* Source data:

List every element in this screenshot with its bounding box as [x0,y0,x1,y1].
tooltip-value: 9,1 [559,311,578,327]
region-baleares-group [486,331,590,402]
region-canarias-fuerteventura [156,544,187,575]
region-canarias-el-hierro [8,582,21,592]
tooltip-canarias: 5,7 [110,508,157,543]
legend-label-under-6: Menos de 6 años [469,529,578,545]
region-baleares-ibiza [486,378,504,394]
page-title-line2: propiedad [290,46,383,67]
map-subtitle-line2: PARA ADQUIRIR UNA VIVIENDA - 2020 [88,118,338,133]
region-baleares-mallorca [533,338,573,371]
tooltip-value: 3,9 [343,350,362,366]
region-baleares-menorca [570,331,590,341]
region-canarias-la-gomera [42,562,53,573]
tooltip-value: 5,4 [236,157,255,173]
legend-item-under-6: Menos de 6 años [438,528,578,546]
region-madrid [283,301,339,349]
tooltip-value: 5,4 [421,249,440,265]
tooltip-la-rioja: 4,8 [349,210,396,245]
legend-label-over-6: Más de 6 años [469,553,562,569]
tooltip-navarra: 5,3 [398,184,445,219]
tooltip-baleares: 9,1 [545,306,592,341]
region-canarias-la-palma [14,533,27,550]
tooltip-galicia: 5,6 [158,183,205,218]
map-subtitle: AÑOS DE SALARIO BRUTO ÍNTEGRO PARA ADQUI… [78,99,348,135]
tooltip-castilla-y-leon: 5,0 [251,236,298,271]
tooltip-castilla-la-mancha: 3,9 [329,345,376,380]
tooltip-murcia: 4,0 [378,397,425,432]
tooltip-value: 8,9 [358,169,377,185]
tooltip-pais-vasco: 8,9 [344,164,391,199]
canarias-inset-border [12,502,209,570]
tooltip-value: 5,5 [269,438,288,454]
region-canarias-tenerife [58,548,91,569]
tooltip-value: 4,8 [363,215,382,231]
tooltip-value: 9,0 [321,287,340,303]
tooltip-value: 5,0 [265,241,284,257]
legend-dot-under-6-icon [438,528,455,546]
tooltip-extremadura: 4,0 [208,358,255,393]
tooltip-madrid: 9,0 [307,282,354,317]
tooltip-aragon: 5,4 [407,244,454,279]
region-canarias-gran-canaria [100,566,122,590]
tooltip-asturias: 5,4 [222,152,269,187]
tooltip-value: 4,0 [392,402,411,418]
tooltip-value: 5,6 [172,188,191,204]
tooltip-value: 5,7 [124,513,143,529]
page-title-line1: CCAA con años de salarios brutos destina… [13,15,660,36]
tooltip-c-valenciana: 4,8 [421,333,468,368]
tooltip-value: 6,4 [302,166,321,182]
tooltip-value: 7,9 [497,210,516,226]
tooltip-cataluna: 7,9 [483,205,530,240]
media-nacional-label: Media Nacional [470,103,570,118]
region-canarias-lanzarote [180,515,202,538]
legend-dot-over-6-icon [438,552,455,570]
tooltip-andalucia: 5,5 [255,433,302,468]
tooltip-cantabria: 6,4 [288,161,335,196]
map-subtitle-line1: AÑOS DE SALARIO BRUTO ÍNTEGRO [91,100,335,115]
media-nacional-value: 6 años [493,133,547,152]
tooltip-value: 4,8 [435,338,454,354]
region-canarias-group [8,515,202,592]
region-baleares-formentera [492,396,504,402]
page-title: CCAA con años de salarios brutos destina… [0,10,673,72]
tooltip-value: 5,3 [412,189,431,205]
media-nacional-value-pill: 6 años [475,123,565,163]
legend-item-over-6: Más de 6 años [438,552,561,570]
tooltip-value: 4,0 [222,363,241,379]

* Stated exercise: Reproduce the listing line for line, with nothing changed.

* Response to the exercise:
List every element in this screenshot with its bounding box as [x0,y0,x1,y1].
tooltip-value: 9,1 [559,311,578,327]
region-baleares-group [486,331,590,402]
region-canarias-fuerteventura [156,544,187,575]
region-canarias-el-hierro [8,582,21,592]
tooltip-canarias: 5,7 [110,508,157,543]
legend-label-under-6: Menos de 6 años [469,529,578,545]
region-baleares-ibiza [486,378,504,394]
page-title-line2: propiedad [290,46,383,67]
map-subtitle-line2: PARA ADQUIRIR UNA VIVIENDA - 2020 [88,118,338,133]
region-baleares-mallorca [533,338,573,371]
tooltip-value: 3,9 [343,350,362,366]
region-baleares-menorca [570,331,590,341]
region-canarias-la-gomera [42,562,53,573]
tooltip-value: 5,4 [236,157,255,173]
legend-item-under-6: Menos de 6 años [438,528,578,546]
region-madrid [283,301,339,349]
tooltip-value: 5,4 [421,249,440,265]
tooltip-la-rioja: 4,8 [349,210,396,245]
legend-label-over-6: Más de 6 años [469,553,562,569]
tooltip-navarra: 5,3 [398,184,445,219]
tooltip-baleares: 9,1 [545,306,592,341]
region-canarias-la-palma [14,533,27,550]
tooltip-galicia: 5,6 [158,183,205,218]
map-subtitle: AÑOS DE SALARIO BRUTO ÍNTEGRO PARA ADQUI… [78,99,348,135]
tooltip-castilla-y-leon: 5,0 [251,236,298,271]
tooltip-castilla-la-mancha: 3,9 [329,345,376,380]
tooltip-murcia: 4,0 [378,397,425,432]
tooltip-value: 8,9 [358,169,377,185]
tooltip-pais-vasco: 8,9 [344,164,391,199]
canarias-inset-border [12,502,209,570]
tooltip-value: 5,5 [269,438,288,454]
region-canarias-tenerife [58,548,91,569]
tooltip-value: 4,8 [363,215,382,231]
tooltip-value: 9,0 [321,287,340,303]
tooltip-value: 5,0 [265,241,284,257]
legend-dot-under-6-icon [438,528,455,546]
tooltip-extremadura: 4,0 [208,358,255,393]
tooltip-madrid: 9,0 [307,282,354,317]
tooltip-aragon: 5,4 [407,244,454,279]
region-canarias-gran-canaria [100,566,122,590]
tooltip-asturias: 5,4 [222,152,269,187]
tooltip-value: 4,0 [392,402,411,418]
tooltip-value: 5,6 [172,188,191,204]
tooltip-value: 5,7 [124,513,143,529]
page-title-line1: CCAA con años de salarios brutos destina… [13,15,660,36]
tooltip-c-valenciana: 4,8 [421,333,468,368]
tooltip-value: 6,4 [302,166,321,182]
tooltip-value: 7,9 [497,210,516,226]
tooltip-cataluna: 7,9 [483,205,530,240]
media-nacional-label: Media Nacional [470,103,570,118]
region-canarias-lanzarote [180,515,202,538]
legend-dot-over-6-icon [438,552,455,570]
tooltip-andalucia: 5,5 [255,433,302,468]
tooltip-cantabria: 6,4 [288,161,335,196]
map-subtitle-line1: AÑOS DE SALARIO BRUTO ÍNTEGRO [91,100,335,115]
media-nacional-value: 6 años [493,133,547,152]
tooltip-value: 4,8 [435,338,454,354]
region-canarias-group [8,515,202,592]
region-baleares-formentera [492,396,504,402]
page-title: CCAA con años de salarios brutos destina… [0,10,673,72]
tooltip-value: 5,3 [412,189,431,205]
media-nacional-value-pill: 6 años [475,123,565,163]
legend-item-over-6: Más de 6 años [438,552,561,570]
tooltip-value: 4,0 [222,363,241,379]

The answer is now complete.